Requirement. Keep the pictures out of the copy and repeat the records exactly.

Saved entries

::::

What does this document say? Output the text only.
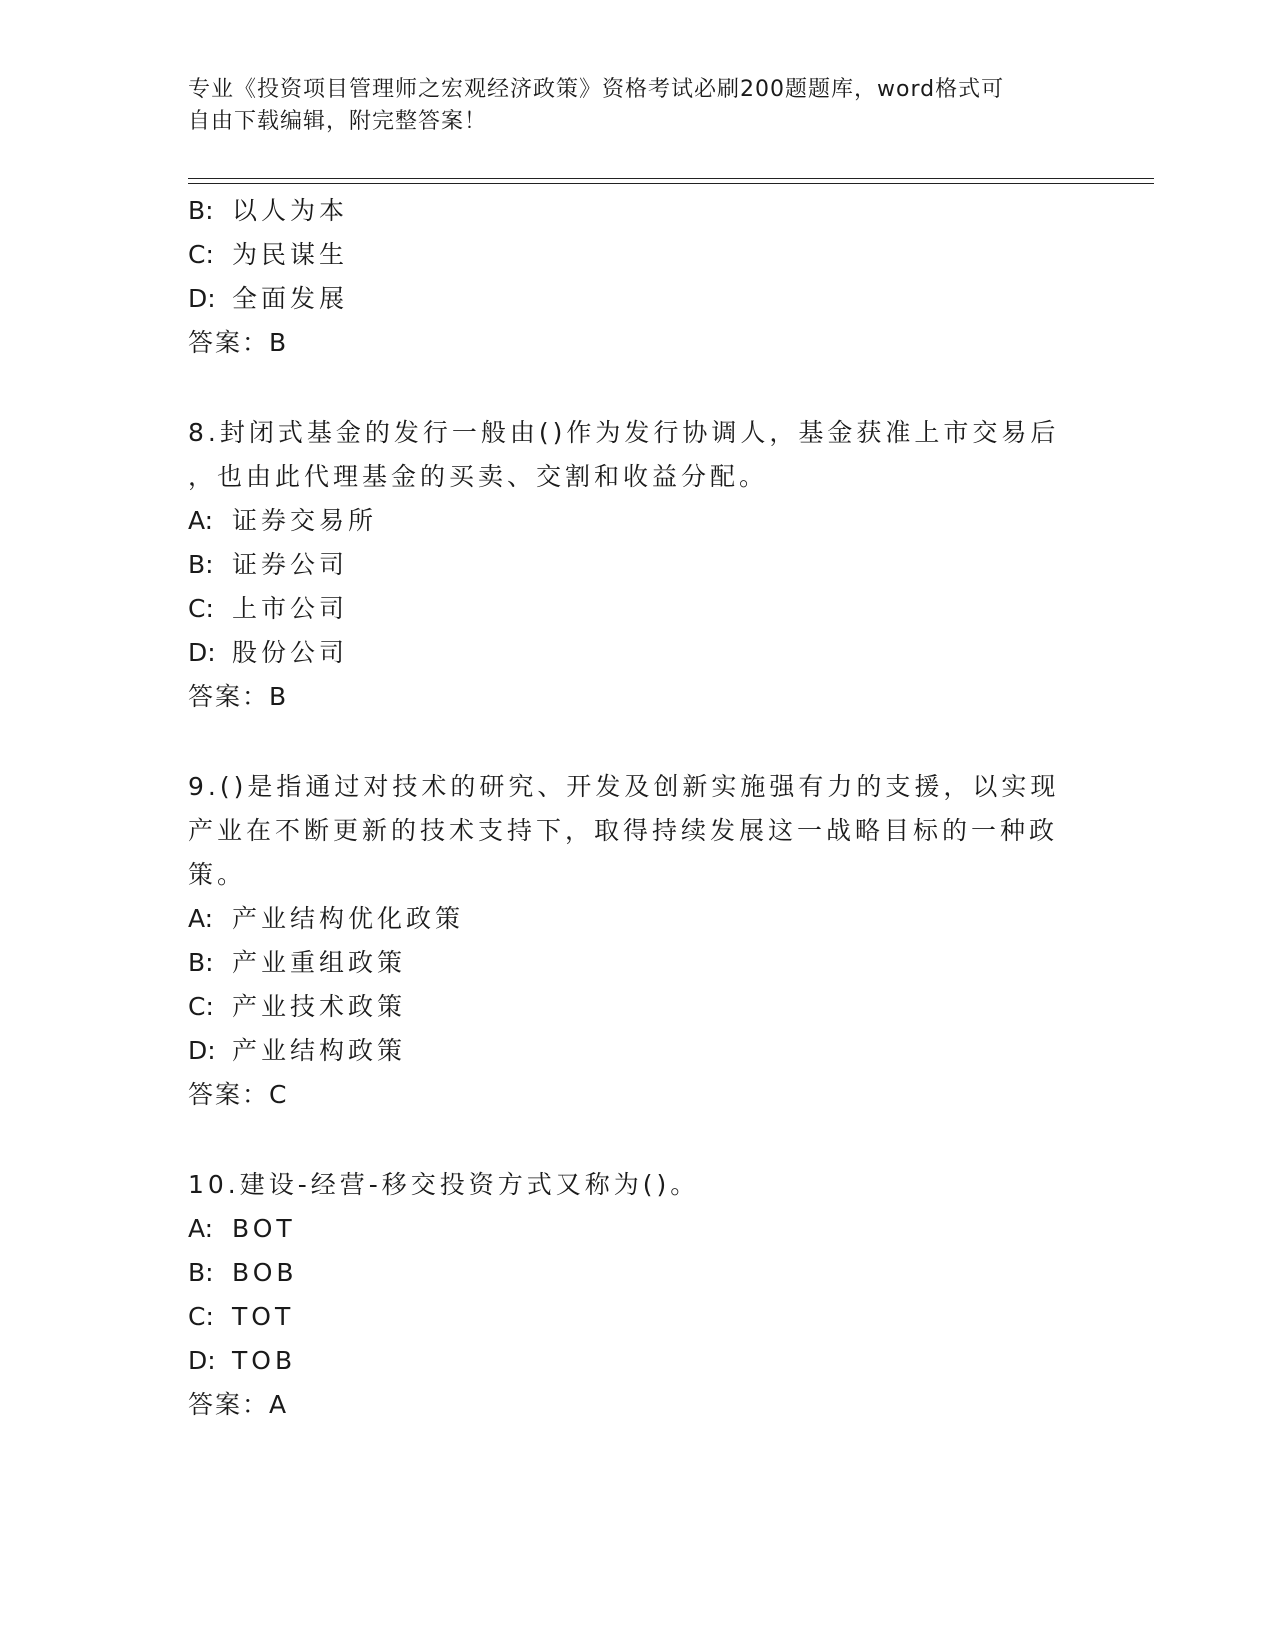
专业《投资项目管理师之宏观经济政策》资格考试必刷200题题库，word格式可
自由下载编辑，附完整答案！
B: 以人为本
C: 为民谋生
D: 全面发展
答案：B
8.封闭式基金的发行一般由()作为发行协调人，基金获准上市交易后
，也由此代理基金的买卖、交割和收益分配。
A: 证券交易所
B: 证券公司
C: 上市公司
D: 股份公司
答案：B
9.()是指通过对技术的研究、开发及创新实施强有力的支援，以实现
产业在不断更新的技术支持下，取得持续发展这一战略目标的一种政
策。
A: 产业结构优化政策
B: 产业重组政策
C: 产业技术政策
D: 产业结构政策
答案：C
10.建设-经营-移交投资方式又称为()。
A: BOT
B: BOB
C: TOT
D: TOB
答案：A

::::

Result.
What does this document say? Output the text only.
专业《投资项目管理师之宏观经济政策》资格考试必刷200题题库，word格式可
自由下载编辑，附完整答案！
B: 以人为本
C: 为民谋生
D: 全面发展
答案：B
8.封闭式基金的发行一般由()作为发行协调人，基金获准上市交易后
，也由此代理基金的买卖、交割和收益分配。
A: 证券交易所
B: 证券公司
C: 上市公司
D: 股份公司
答案：B
9.()是指通过对技术的研究、开发及创新实施强有力的支援，以实现
产业在不断更新的技术支持下，取得持续发展这一战略目标的一种政
策。
A: 产业结构优化政策
B: 产业重组政策
C: 产业技术政策
D: 产业结构政策
答案：C
10.建设-经营-移交投资方式又称为()。
A: BOT
B: BOB
C: TOT
D: TOB
答案：A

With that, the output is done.